:: TASK ::
In the entries that follow, find the word "improving" and report each line it is on.

:: RECORDS SUPPLIED ::
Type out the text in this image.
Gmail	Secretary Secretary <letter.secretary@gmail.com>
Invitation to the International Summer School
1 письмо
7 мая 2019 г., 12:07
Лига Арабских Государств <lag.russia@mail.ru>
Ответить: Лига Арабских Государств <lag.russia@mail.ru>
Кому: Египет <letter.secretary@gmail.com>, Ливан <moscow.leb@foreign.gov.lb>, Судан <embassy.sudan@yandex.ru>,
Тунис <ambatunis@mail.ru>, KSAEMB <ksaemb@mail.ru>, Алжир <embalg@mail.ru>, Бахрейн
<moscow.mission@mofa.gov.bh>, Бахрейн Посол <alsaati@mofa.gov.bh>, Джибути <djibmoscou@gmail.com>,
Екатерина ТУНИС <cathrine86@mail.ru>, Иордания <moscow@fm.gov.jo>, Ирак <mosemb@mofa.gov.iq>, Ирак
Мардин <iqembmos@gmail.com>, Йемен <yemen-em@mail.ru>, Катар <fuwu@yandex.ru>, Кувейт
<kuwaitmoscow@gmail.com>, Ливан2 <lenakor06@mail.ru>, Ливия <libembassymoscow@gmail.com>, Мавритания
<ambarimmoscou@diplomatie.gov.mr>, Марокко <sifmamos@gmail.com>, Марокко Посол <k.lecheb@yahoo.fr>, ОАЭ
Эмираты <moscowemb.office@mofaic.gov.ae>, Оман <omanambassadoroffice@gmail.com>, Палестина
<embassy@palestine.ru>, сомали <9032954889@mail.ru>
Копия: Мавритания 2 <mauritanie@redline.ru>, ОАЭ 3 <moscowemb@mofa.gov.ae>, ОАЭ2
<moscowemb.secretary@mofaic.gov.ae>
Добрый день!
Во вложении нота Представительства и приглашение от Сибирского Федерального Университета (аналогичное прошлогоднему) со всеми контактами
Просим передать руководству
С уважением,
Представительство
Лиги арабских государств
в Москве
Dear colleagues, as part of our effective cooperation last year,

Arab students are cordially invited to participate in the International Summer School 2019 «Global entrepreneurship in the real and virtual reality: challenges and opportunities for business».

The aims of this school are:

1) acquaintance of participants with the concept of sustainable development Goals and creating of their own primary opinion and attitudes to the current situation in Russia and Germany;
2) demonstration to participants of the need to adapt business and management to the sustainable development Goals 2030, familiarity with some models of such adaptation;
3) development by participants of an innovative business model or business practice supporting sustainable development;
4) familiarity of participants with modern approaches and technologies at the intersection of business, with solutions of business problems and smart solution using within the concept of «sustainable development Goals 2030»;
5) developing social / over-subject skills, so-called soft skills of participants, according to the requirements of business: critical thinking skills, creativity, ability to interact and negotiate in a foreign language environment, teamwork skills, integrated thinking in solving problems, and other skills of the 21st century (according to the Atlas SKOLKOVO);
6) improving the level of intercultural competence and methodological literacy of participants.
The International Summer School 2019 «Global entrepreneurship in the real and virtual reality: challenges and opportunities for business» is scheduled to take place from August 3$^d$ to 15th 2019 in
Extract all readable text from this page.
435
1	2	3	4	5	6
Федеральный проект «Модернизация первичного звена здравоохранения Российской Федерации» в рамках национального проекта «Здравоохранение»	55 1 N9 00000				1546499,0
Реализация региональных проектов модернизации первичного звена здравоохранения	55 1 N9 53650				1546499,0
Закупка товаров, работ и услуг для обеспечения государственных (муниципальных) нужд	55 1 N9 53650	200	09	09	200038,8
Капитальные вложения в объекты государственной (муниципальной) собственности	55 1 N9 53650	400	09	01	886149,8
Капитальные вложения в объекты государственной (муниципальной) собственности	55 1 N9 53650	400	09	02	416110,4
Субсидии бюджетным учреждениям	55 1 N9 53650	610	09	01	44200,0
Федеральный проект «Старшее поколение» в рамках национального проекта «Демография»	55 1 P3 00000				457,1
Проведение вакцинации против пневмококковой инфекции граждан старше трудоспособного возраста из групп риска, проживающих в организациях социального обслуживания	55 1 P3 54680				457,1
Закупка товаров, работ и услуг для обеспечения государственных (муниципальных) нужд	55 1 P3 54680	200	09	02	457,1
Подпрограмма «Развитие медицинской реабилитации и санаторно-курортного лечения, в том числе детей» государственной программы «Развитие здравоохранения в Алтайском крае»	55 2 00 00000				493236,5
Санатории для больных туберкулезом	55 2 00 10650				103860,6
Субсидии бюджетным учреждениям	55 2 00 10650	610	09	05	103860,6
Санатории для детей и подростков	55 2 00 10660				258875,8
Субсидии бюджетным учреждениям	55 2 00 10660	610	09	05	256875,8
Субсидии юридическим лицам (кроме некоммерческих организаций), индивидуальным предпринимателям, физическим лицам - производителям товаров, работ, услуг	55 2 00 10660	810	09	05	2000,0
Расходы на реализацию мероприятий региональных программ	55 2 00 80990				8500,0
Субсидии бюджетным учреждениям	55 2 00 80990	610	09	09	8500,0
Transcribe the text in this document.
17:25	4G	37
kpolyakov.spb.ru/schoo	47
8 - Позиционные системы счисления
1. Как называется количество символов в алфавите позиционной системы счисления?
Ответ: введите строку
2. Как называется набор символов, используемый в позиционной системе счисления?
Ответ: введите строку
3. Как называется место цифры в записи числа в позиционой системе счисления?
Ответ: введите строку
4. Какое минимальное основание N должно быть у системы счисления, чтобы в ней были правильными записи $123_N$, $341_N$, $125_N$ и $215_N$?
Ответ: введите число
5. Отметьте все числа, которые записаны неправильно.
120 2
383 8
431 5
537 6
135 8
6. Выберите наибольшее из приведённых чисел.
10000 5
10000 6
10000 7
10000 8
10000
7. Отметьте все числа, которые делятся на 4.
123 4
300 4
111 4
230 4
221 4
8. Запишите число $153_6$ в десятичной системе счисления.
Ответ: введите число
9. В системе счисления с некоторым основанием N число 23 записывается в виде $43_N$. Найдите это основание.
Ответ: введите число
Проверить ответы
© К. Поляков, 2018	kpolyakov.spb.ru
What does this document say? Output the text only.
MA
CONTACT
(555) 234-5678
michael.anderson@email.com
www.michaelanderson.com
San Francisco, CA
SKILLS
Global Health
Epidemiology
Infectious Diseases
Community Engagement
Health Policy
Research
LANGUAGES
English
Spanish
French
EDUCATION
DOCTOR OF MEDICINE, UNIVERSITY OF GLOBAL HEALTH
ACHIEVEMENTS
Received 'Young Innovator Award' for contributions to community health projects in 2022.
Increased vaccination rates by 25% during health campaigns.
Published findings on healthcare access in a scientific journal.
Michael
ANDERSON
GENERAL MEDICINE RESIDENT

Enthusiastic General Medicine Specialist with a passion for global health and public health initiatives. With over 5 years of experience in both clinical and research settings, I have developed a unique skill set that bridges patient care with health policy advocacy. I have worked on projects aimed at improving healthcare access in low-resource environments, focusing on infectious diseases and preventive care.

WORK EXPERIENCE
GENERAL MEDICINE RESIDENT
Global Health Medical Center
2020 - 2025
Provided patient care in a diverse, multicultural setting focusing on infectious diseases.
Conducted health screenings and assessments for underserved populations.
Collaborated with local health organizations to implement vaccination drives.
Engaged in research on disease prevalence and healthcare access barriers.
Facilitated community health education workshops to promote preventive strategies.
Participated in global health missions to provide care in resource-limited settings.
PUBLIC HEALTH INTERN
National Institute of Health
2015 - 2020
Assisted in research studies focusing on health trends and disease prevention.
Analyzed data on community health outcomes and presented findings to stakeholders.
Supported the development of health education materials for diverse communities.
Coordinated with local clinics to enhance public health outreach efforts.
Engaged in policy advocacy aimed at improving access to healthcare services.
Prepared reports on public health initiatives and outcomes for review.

:: EXERCISE RESULT ::
6) improving the level of intercultural competence and methodological literacy of participants.
Enthusiastic General Medicine Specialist with a passion for global health and public health initiatives. With over 5 years of experience in both clinical and research settings, I have developed a unique skill set that bridges patient care with health policy advocacy. I have worked on projects aimed at improving healthcare access in low-resource environments, focusing on infectious diseases and preventive care.
Engaged in policy advocacy aimed at improving access to healthcare services.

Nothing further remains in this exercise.